* [Dataset]
· · ·
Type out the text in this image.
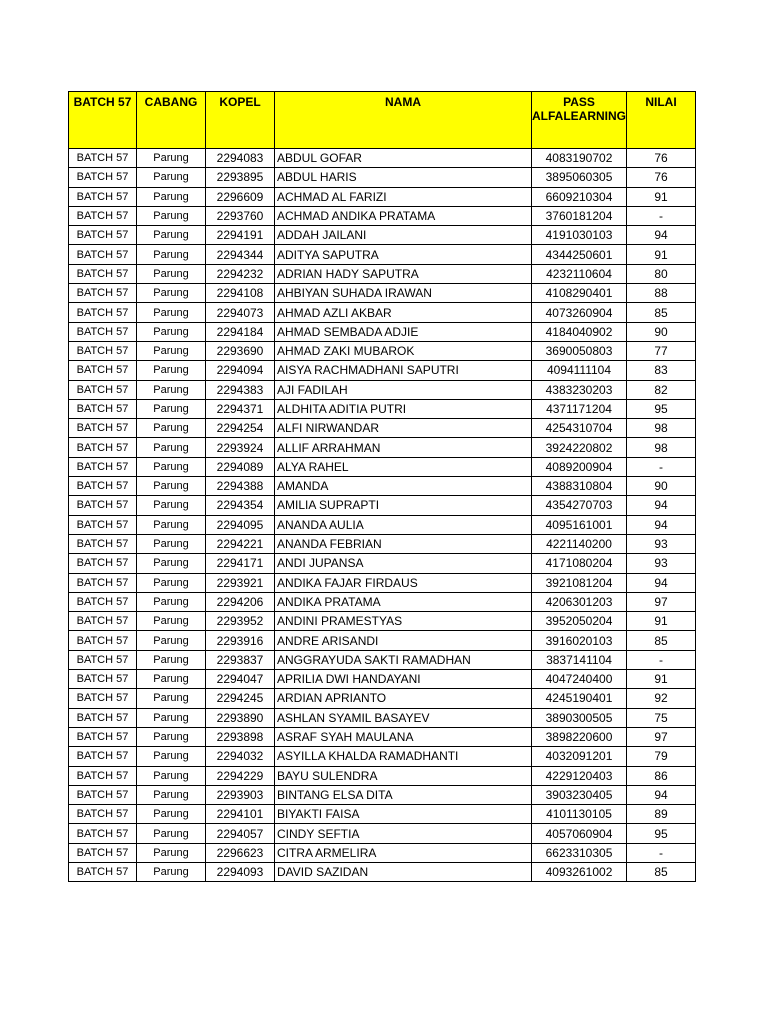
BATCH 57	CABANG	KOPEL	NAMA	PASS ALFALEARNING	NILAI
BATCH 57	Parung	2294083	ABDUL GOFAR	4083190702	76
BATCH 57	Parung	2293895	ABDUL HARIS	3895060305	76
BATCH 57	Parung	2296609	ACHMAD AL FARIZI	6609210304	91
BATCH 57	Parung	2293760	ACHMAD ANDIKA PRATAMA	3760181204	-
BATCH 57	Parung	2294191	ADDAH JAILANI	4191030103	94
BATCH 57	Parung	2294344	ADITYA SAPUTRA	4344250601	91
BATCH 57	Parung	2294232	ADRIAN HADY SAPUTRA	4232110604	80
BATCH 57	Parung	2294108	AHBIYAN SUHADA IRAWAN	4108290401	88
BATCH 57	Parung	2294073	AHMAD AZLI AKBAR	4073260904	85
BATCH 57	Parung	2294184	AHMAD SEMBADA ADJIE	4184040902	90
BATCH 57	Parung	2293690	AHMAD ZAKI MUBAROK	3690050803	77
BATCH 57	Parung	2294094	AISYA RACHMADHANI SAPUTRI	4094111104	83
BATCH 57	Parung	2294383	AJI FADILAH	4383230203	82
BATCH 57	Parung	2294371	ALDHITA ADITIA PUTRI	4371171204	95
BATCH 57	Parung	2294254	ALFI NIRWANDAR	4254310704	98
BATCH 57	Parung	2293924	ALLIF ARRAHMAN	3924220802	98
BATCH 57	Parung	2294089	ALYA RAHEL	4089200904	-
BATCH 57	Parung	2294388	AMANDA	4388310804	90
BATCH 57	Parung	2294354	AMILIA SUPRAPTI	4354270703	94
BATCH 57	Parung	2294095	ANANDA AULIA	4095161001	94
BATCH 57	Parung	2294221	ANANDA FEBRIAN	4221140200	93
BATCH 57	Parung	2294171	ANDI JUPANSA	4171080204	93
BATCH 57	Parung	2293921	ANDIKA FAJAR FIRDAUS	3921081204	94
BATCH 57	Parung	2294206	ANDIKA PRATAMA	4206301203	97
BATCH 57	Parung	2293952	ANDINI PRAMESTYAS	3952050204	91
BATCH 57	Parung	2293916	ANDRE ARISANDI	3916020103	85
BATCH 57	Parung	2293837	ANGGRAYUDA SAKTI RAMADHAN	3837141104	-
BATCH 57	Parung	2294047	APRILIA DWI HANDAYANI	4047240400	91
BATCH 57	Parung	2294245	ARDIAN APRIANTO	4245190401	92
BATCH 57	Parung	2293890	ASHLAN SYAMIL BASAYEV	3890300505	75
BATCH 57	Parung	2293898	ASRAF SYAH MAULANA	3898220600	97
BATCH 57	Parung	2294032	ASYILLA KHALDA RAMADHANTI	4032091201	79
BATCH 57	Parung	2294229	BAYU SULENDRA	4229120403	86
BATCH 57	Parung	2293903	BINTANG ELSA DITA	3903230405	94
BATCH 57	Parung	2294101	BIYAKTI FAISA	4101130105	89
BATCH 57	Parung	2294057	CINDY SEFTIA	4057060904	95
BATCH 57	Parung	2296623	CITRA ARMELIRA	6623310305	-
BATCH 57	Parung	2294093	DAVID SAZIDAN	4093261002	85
· · ·
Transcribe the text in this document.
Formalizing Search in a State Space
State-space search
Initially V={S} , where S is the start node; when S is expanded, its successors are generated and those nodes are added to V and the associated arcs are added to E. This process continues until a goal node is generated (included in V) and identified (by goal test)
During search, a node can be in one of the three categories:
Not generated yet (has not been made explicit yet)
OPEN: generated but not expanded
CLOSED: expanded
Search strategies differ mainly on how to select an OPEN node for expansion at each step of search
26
· · ·
* [Description of the task]
Track down every line with the word "SAPUTRA" and copy it.

* [Task output]
BATCH 57	Parung	2294344	ADITYA SAPUTRA	4344250601	91
BATCH 57	Parung	2294232	ADRIAN HADY SAPUTRA	4232110604	80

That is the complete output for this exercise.